Restate each of the lines below word for word and drop every picture.

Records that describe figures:
-.-.-

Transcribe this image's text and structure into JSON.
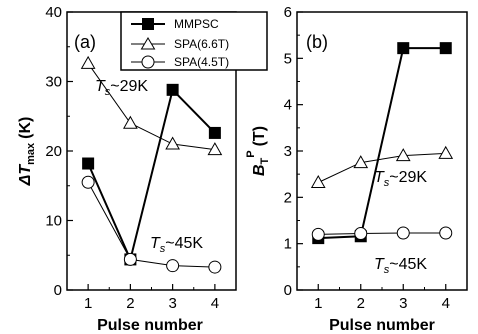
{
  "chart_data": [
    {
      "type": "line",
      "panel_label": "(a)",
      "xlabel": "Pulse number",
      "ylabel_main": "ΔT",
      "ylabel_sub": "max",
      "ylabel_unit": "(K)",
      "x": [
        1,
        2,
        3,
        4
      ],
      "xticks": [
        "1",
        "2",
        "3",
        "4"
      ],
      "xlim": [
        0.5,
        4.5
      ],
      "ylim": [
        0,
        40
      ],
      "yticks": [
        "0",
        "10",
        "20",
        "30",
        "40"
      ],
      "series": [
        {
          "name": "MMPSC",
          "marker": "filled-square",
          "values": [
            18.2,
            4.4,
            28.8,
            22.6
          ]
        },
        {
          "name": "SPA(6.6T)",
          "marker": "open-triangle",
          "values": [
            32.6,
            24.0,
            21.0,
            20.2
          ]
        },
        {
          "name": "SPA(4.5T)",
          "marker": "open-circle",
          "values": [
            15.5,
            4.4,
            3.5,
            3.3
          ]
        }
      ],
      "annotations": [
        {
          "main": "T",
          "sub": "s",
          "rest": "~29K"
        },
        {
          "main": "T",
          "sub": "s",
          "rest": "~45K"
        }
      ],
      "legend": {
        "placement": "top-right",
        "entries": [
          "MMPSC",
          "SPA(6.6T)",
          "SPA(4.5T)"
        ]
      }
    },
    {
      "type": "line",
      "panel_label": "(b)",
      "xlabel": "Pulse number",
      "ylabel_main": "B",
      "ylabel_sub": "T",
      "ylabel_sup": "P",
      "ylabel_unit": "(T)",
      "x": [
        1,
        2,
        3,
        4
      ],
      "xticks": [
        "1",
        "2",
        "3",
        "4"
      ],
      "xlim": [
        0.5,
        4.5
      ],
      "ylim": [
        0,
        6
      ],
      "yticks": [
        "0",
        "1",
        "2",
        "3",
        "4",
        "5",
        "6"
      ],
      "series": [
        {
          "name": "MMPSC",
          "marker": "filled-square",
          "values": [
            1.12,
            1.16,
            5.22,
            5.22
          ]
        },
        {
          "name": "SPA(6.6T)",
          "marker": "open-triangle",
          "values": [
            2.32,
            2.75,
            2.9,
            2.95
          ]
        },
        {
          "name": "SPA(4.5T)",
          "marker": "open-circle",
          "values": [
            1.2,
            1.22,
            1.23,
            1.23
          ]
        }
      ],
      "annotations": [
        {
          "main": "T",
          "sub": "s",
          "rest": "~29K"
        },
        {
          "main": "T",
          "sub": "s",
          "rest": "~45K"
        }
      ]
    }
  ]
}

-.-.-

* _FULL RESPONSE_:
Transcribe this image's text and structure into JSON.
{
  "chart_data": [
    {
      "type": "line",
      "panel_label": "(a)",
      "xlabel": "Pulse number",
      "ylabel_main": "ΔT",
      "ylabel_sub": "max",
      "ylabel_unit": "(K)",
      "x": [
        1,
        2,
        3,
        4
      ],
      "xticks": [
        "1",
        "2",
        "3",
        "4"
      ],
      "xlim": [
        0.5,
        4.5
      ],
      "ylim": [
        0,
        40
      ],
      "yticks": [
        "0",
        "10",
        "20",
        "30",
        "40"
      ],
      "series": [
        {
          "name": "MMPSC",
          "marker": "filled-square",
          "values": [
            18.2,
            4.4,
            28.8,
            22.6
          ]
        },
        {
          "name": "SPA(6.6T)",
          "marker": "open-triangle",
          "values": [
            32.6,
            24.0,
            21.0,
            20.2
          ]
        },
        {
          "name": "SPA(4.5T)",
          "marker": "open-circle",
          "values": [
            15.5,
            4.4,
            3.5,
            3.3
          ]
        }
      ],
      "annotations": [
        {
          "main": "T",
          "sub": "s",
          "rest": "~29K"
        },
        {
          "main": "T",
          "sub": "s",
          "rest": "~45K"
        }
      ],
      "legend": {
        "placement": "top-right",
        "entries": [
          "MMPSC",
          "SPA(6.6T)",
          "SPA(4.5T)"
        ]
      }
    },
    {
      "type": "line",
      "panel_label": "(b)",
      "xlabel": "Pulse number",
      "ylabel_main": "B",
      "ylabel_sub": "T",
      "ylabel_sup": "P",
      "ylabel_unit": "(T)",
      "x": [
        1,
        2,
        3,
        4
      ],
      "xticks": [
        "1",
        "2",
        "3",
        "4"
      ],
      "xlim": [
        0.5,
        4.5
      ],
      "ylim": [
        0,
        6
      ],
      "yticks": [
        "0",
        "1",
        "2",
        "3",
        "4",
        "5",
        "6"
      ],
      "series": [
        {
          "name": "MMPSC",
          "marker": "filled-square",
          "values": [
            1.12,
            1.16,
            5.22,
            5.22
          ]
        },
        {
          "name": "SPA(6.6T)",
          "marker": "open-triangle",
          "values": [
            2.32,
            2.75,
            2.9,
            2.95
          ]
        },
        {
          "name": "SPA(4.5T)",
          "marker": "open-circle",
          "values": [
            1.2,
            1.22,
            1.23,
            1.23
          ]
        }
      ],
      "annotations": [
        {
          "main": "T",
          "sub": "s",
          "rest": "~29K"
        },
        {
          "main": "T",
          "sub": "s",
          "rest": "~45K"
        }
      ]
    }
  ]
}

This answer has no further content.